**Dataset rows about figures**
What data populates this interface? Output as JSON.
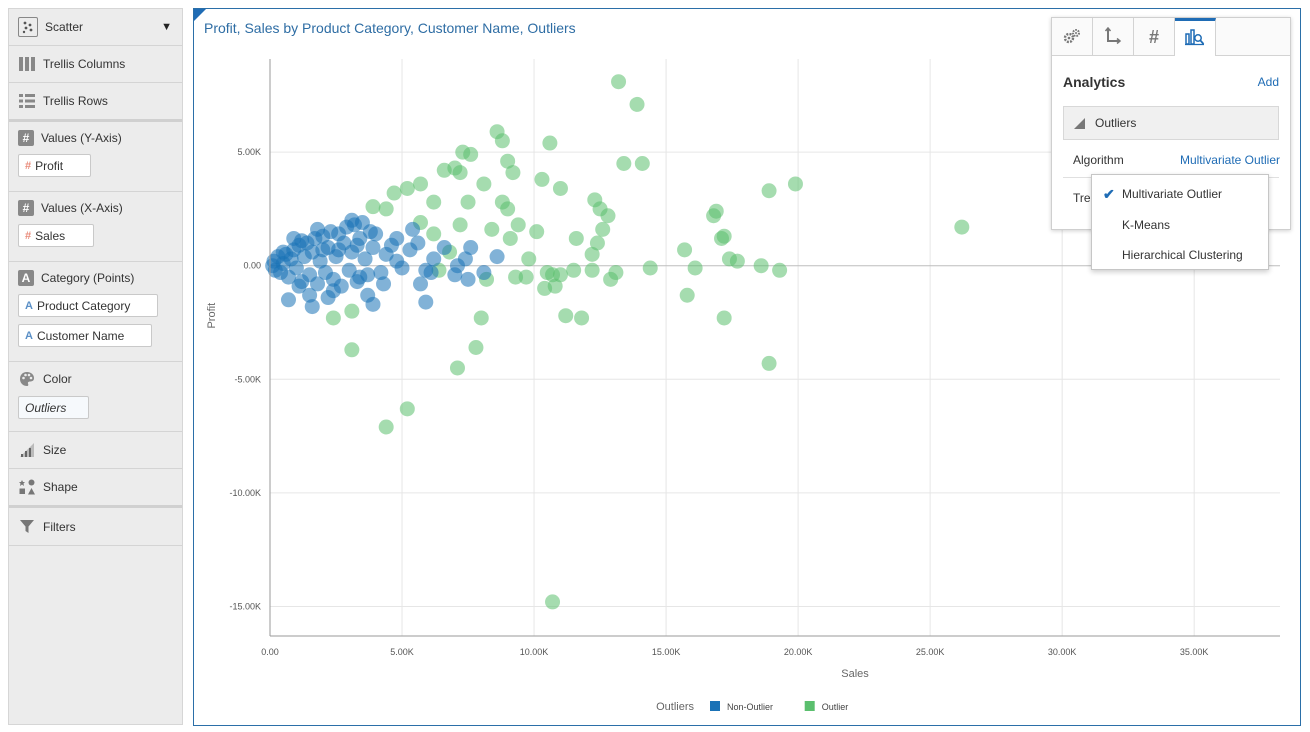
{
  "panel": {
    "viz_type": "Scatter",
    "trellis_columns": "Trellis Columns",
    "trellis_rows": "Trellis Rows",
    "values_y": {
      "label": "Values (Y-Axis)",
      "pill": "Profit"
    },
    "values_x": {
      "label": "Values (X-Axis)",
      "pill": "Sales"
    },
    "category": {
      "label": "Category (Points)",
      "pills": [
        "Product Category",
        "Customer Name"
      ]
    },
    "color": {
      "label": "Color",
      "pill": "Outliers"
    },
    "size": "Size",
    "shape": "Shape",
    "filters": "Filters"
  },
  "chart_title": "Profit, Sales by Product Category, Customer Name, Outliers",
  "properties": {
    "tabs": [
      "gear-icon",
      "axis-icon",
      "number-format-icon",
      "analytics-icon"
    ],
    "heading": "Analytics",
    "add_label": "Add",
    "section": "Outliers",
    "algorithm_label": "Algorithm",
    "algorithm_value": "Multivariate Outlier",
    "truncated_label": "Tre"
  },
  "dropdown": {
    "options": [
      "Multivariate Outlier",
      "K-Means",
      "Hierarchical Clustering"
    ],
    "selected": "Multivariate Outlier"
  },
  "chart_data": {
    "type": "scatter",
    "title": "Profit, Sales by Product Category, Customer Name, Outliers",
    "xlabel": "Sales",
    "ylabel": "Profit",
    "xlim": [
      0,
      38250
    ],
    "ylim": [
      -16300,
      9100
    ],
    "x_ticks": [
      "0.00",
      "5.00K",
      "10.00K",
      "15.00K",
      "20.00K",
      "25.00K",
      "30.00K",
      "35.00K"
    ],
    "y_ticks": [
      "5.00K",
      "0.00",
      "-5.00K",
      "-10.00K",
      "-15.00K"
    ],
    "legend_title": "Outliers",
    "legend_position": "bottom",
    "series": [
      {
        "name": "Non-Outlier",
        "color": "#1a72b6",
        "points": [
          [
            100,
            0
          ],
          [
            150,
            200
          ],
          [
            200,
            -200
          ],
          [
            300,
            400
          ],
          [
            400,
            -300
          ],
          [
            500,
            100
          ],
          [
            600,
            500
          ],
          [
            700,
            -500
          ],
          [
            800,
            300
          ],
          [
            900,
            700
          ],
          [
            1000,
            -100
          ],
          [
            1100,
            900
          ],
          [
            1200,
            -700
          ],
          [
            1300,
            400
          ],
          [
            1400,
            1000
          ],
          [
            1500,
            -400
          ],
          [
            1600,
            600
          ],
          [
            1700,
            1200
          ],
          [
            1800,
            -800
          ],
          [
            1900,
            200
          ],
          [
            2000,
            1300
          ],
          [
            2100,
            -300
          ],
          [
            2200,
            800
          ],
          [
            2300,
            1500
          ],
          [
            2400,
            -600
          ],
          [
            2500,
            400
          ],
          [
            2600,
            1400
          ],
          [
            2700,
            -900
          ],
          [
            2800,
            1000
          ],
          [
            2900,
            1700
          ],
          [
            3000,
            -200
          ],
          [
            3100,
            600
          ],
          [
            3200,
            1800
          ],
          [
            3300,
            -700
          ],
          [
            3400,
            1200
          ],
          [
            3500,
            1900
          ],
          [
            3600,
            300
          ],
          [
            3700,
            -400
          ],
          [
            3800,
            1500
          ],
          [
            3900,
            800
          ],
          [
            4000,
            1400
          ],
          [
            4200,
            -300
          ],
          [
            4400,
            500
          ],
          [
            4600,
            900
          ],
          [
            4800,
            200
          ],
          [
            5000,
            -100
          ],
          [
            5300,
            700
          ],
          [
            5600,
            1000
          ],
          [
            5900,
            -200
          ],
          [
            6200,
            300
          ],
          [
            6600,
            800
          ],
          [
            7000,
            -400
          ],
          [
            7400,
            300
          ],
          [
            3100,
            2000
          ],
          [
            3300,
            900
          ],
          [
            2600,
            700
          ],
          [
            1800,
            1600
          ],
          [
            2400,
            -1100
          ],
          [
            1500,
            -1300
          ],
          [
            1100,
            -900
          ],
          [
            700,
            -1500
          ],
          [
            5700,
            -800
          ],
          [
            6100,
            -300
          ],
          [
            4300,
            -800
          ],
          [
            3700,
            -1300
          ],
          [
            3900,
            -1700
          ],
          [
            5900,
            -1600
          ],
          [
            7100,
            0
          ],
          [
            7500,
            -600
          ],
          [
            8100,
            -300
          ],
          [
            8600,
            400
          ],
          [
            7600,
            800
          ],
          [
            5400,
            1600
          ],
          [
            4800,
            1200
          ],
          [
            2200,
            -1400
          ],
          [
            1600,
            -1800
          ],
          [
            900,
            1200
          ],
          [
            500,
            600
          ],
          [
            1200,
            1100
          ],
          [
            2000,
            700
          ],
          [
            3400,
            -500
          ]
        ]
      },
      {
        "name": "Outlier",
        "color": "#5bbf6e",
        "points": [
          [
            13200,
            8100
          ],
          [
            13900,
            7100
          ],
          [
            8600,
            5900
          ],
          [
            8800,
            5500
          ],
          [
            10600,
            5400
          ],
          [
            7300,
            5000
          ],
          [
            7600,
            4900
          ],
          [
            9000,
            4600
          ],
          [
            13400,
            4500
          ],
          [
            14100,
            4500
          ],
          [
            7000,
            4300
          ],
          [
            6600,
            4200
          ],
          [
            7200,
            4100
          ],
          [
            9200,
            4100
          ],
          [
            10300,
            3800
          ],
          [
            8100,
            3600
          ],
          [
            5700,
            3600
          ],
          [
            11000,
            3400
          ],
          [
            5200,
            3400
          ],
          [
            4700,
            3200
          ],
          [
            18900,
            3300
          ],
          [
            19900,
            3600
          ],
          [
            12300,
            2900
          ],
          [
            6200,
            2800
          ],
          [
            8800,
            2800
          ],
          [
            7500,
            2800
          ],
          [
            4400,
            2500
          ],
          [
            3900,
            2600
          ],
          [
            9000,
            2500
          ],
          [
            12500,
            2500
          ],
          [
            16900,
            2400
          ],
          [
            16800,
            2200
          ],
          [
            12800,
            2200
          ],
          [
            5700,
            1900
          ],
          [
            7200,
            1800
          ],
          [
            9400,
            1800
          ],
          [
            26200,
            1700
          ],
          [
            12600,
            1600
          ],
          [
            8400,
            1600
          ],
          [
            10100,
            1500
          ],
          [
            6200,
            1400
          ],
          [
            9100,
            1200
          ],
          [
            11600,
            1200
          ],
          [
            17100,
            1200
          ],
          [
            17200,
            1300
          ],
          [
            12400,
            1000
          ],
          [
            15700,
            700
          ],
          [
            12200,
            500
          ],
          [
            17400,
            300
          ],
          [
            17700,
            200
          ],
          [
            18600,
            0
          ],
          [
            16100,
            -100
          ],
          [
            14400,
            -100
          ],
          [
            12200,
            -200
          ],
          [
            11500,
            -200
          ],
          [
            10500,
            -300
          ],
          [
            10700,
            -400
          ],
          [
            13100,
            -300
          ],
          [
            19300,
            -200
          ],
          [
            9700,
            -500
          ],
          [
            11000,
            -400
          ],
          [
            8200,
            -600
          ],
          [
            10800,
            -900
          ],
          [
            10400,
            -1000
          ],
          [
            12900,
            -600
          ],
          [
            15800,
            -1300
          ],
          [
            11200,
            -2200
          ],
          [
            11800,
            -2300
          ],
          [
            8000,
            -2300
          ],
          [
            17200,
            -2300
          ],
          [
            3100,
            -2000
          ],
          [
            2400,
            -2300
          ],
          [
            7800,
            -3600
          ],
          [
            3100,
            -3700
          ],
          [
            7100,
            -4500
          ],
          [
            18900,
            -4300
          ],
          [
            5200,
            -6300
          ],
          [
            4400,
            -7100
          ],
          [
            10700,
            -14800
          ],
          [
            9800,
            300
          ],
          [
            9300,
            -500
          ],
          [
            6800,
            600
          ],
          [
            6400,
            -200
          ]
        ]
      }
    ]
  }
}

**Your objective**
Print the entries above exactly, taking out only the pictures.

**Full output**
What data populates this interface? Output as JSON.
{
  "panel": {
    "viz_type": "Scatter",
    "trellis_columns": "Trellis Columns",
    "trellis_rows": "Trellis Rows",
    "values_y": {
      "label": "Values (Y-Axis)",
      "pill": "Profit"
    },
    "values_x": {
      "label": "Values (X-Axis)",
      "pill": "Sales"
    },
    "category": {
      "label": "Category (Points)",
      "pills": [
        "Product Category",
        "Customer Name"
      ]
    },
    "color": {
      "label": "Color",
      "pill": "Outliers"
    },
    "size": "Size",
    "shape": "Shape",
    "filters": "Filters"
  },
  "chart_title": "Profit, Sales by Product Category, Customer Name, Outliers",
  "properties": {
    "tabs": [
      "gear-icon",
      "axis-icon",
      "number-format-icon",
      "analytics-icon"
    ],
    "heading": "Analytics",
    "add_label": "Add",
    "section": "Outliers",
    "algorithm_label": "Algorithm",
    "algorithm_value": "Multivariate Outlier",
    "truncated_label": "Tre"
  },
  "dropdown": {
    "options": [
      "Multivariate Outlier",
      "K-Means",
      "Hierarchical Clustering"
    ],
    "selected": "Multivariate Outlier"
  },
  "chart_data": {
    "type": "scatter",
    "title": "Profit, Sales by Product Category, Customer Name, Outliers",
    "xlabel": "Sales",
    "ylabel": "Profit",
    "xlim": [
      0,
      38250
    ],
    "ylim": [
      -16300,
      9100
    ],
    "x_ticks": [
      "0.00",
      "5.00K",
      "10.00K",
      "15.00K",
      "20.00K",
      "25.00K",
      "30.00K",
      "35.00K"
    ],
    "y_ticks": [
      "5.00K",
      "0.00",
      "-5.00K",
      "-10.00K",
      "-15.00K"
    ],
    "legend_title": "Outliers",
    "legend_position": "bottom",
    "series": [
      {
        "name": "Non-Outlier",
        "color": "#1a72b6",
        "points": [
          [
            100,
            0
          ],
          [
            150,
            200
          ],
          [
            200,
            -200
          ],
          [
            300,
            400
          ],
          [
            400,
            -300
          ],
          [
            500,
            100
          ],
          [
            600,
            500
          ],
          [
            700,
            -500
          ],
          [
            800,
            300
          ],
          [
            900,
            700
          ],
          [
            1000,
            -100
          ],
          [
            1100,
            900
          ],
          [
            1200,
            -700
          ],
          [
            1300,
            400
          ],
          [
            1400,
            1000
          ],
          [
            1500,
            -400
          ],
          [
            1600,
            600
          ],
          [
            1700,
            1200
          ],
          [
            1800,
            -800
          ],
          [
            1900,
            200
          ],
          [
            2000,
            1300
          ],
          [
            2100,
            -300
          ],
          [
            2200,
            800
          ],
          [
            2300,
            1500
          ],
          [
            2400,
            -600
          ],
          [
            2500,
            400
          ],
          [
            2600,
            1400
          ],
          [
            2700,
            -900
          ],
          [
            2800,
            1000
          ],
          [
            2900,
            1700
          ],
          [
            3000,
            -200
          ],
          [
            3100,
            600
          ],
          [
            3200,
            1800
          ],
          [
            3300,
            -700
          ],
          [
            3400,
            1200
          ],
          [
            3500,
            1900
          ],
          [
            3600,
            300
          ],
          [
            3700,
            -400
          ],
          [
            3800,
            1500
          ],
          [
            3900,
            800
          ],
          [
            4000,
            1400
          ],
          [
            4200,
            -300
          ],
          [
            4400,
            500
          ],
          [
            4600,
            900
          ],
          [
            4800,
            200
          ],
          [
            5000,
            -100
          ],
          [
            5300,
            700
          ],
          [
            5600,
            1000
          ],
          [
            5900,
            -200
          ],
          [
            6200,
            300
          ],
          [
            6600,
            800
          ],
          [
            7000,
            -400
          ],
          [
            7400,
            300
          ],
          [
            3100,
            2000
          ],
          [
            3300,
            900
          ],
          [
            2600,
            700
          ],
          [
            1800,
            1600
          ],
          [
            2400,
            -1100
          ],
          [
            1500,
            -1300
          ],
          [
            1100,
            -900
          ],
          [
            700,
            -1500
          ],
          [
            5700,
            -800
          ],
          [
            6100,
            -300
          ],
          [
            4300,
            -800
          ],
          [
            3700,
            -1300
          ],
          [
            3900,
            -1700
          ],
          [
            5900,
            -1600
          ],
          [
            7100,
            0
          ],
          [
            7500,
            -600
          ],
          [
            8100,
            -300
          ],
          [
            8600,
            400
          ],
          [
            7600,
            800
          ],
          [
            5400,
            1600
          ],
          [
            4800,
            1200
          ],
          [
            2200,
            -1400
          ],
          [
            1600,
            -1800
          ],
          [
            900,
            1200
          ],
          [
            500,
            600
          ],
          [
            1200,
            1100
          ],
          [
            2000,
            700
          ],
          [
            3400,
            -500
          ]
        ]
      },
      {
        "name": "Outlier",
        "color": "#5bbf6e",
        "points": [
          [
            13200,
            8100
          ],
          [
            13900,
            7100
          ],
          [
            8600,
            5900
          ],
          [
            8800,
            5500
          ],
          [
            10600,
            5400
          ],
          [
            7300,
            5000
          ],
          [
            7600,
            4900
          ],
          [
            9000,
            4600
          ],
          [
            13400,
            4500
          ],
          [
            14100,
            4500
          ],
          [
            7000,
            4300
          ],
          [
            6600,
            4200
          ],
          [
            7200,
            4100
          ],
          [
            9200,
            4100
          ],
          [
            10300,
            3800
          ],
          [
            8100,
            3600
          ],
          [
            5700,
            3600
          ],
          [
            11000,
            3400
          ],
          [
            5200,
            3400
          ],
          [
            4700,
            3200
          ],
          [
            18900,
            3300
          ],
          [
            19900,
            3600
          ],
          [
            12300,
            2900
          ],
          [
            6200,
            2800
          ],
          [
            8800,
            2800
          ],
          [
            7500,
            2800
          ],
          [
            4400,
            2500
          ],
          [
            3900,
            2600
          ],
          [
            9000,
            2500
          ],
          [
            12500,
            2500
          ],
          [
            16900,
            2400
          ],
          [
            16800,
            2200
          ],
          [
            12800,
            2200
          ],
          [
            5700,
            1900
          ],
          [
            7200,
            1800
          ],
          [
            9400,
            1800
          ],
          [
            26200,
            1700
          ],
          [
            12600,
            1600
          ],
          [
            8400,
            1600
          ],
          [
            10100,
            1500
          ],
          [
            6200,
            1400
          ],
          [
            9100,
            1200
          ],
          [
            11600,
            1200
          ],
          [
            17100,
            1200
          ],
          [
            17200,
            1300
          ],
          [
            12400,
            1000
          ],
          [
            15700,
            700
          ],
          [
            12200,
            500
          ],
          [
            17400,
            300
          ],
          [
            17700,
            200
          ],
          [
            18600,
            0
          ],
          [
            16100,
            -100
          ],
          [
            14400,
            -100
          ],
          [
            12200,
            -200
          ],
          [
            11500,
            -200
          ],
          [
            10500,
            -300
          ],
          [
            10700,
            -400
          ],
          [
            13100,
            -300
          ],
          [
            19300,
            -200
          ],
          [
            9700,
            -500
          ],
          [
            11000,
            -400
          ],
          [
            8200,
            -600
          ],
          [
            10800,
            -900
          ],
          [
            10400,
            -1000
          ],
          [
            12900,
            -600
          ],
          [
            15800,
            -1300
          ],
          [
            11200,
            -2200
          ],
          [
            11800,
            -2300
          ],
          [
            8000,
            -2300
          ],
          [
            17200,
            -2300
          ],
          [
            3100,
            -2000
          ],
          [
            2400,
            -2300
          ],
          [
            7800,
            -3600
          ],
          [
            3100,
            -3700
          ],
          [
            7100,
            -4500
          ],
          [
            18900,
            -4300
          ],
          [
            5200,
            -6300
          ],
          [
            4400,
            -7100
          ],
          [
            10700,
            -14800
          ],
          [
            9800,
            300
          ],
          [
            9300,
            -500
          ],
          [
            6800,
            600
          ],
          [
            6400,
            -200
          ]
        ]
      }
    ]
  }
}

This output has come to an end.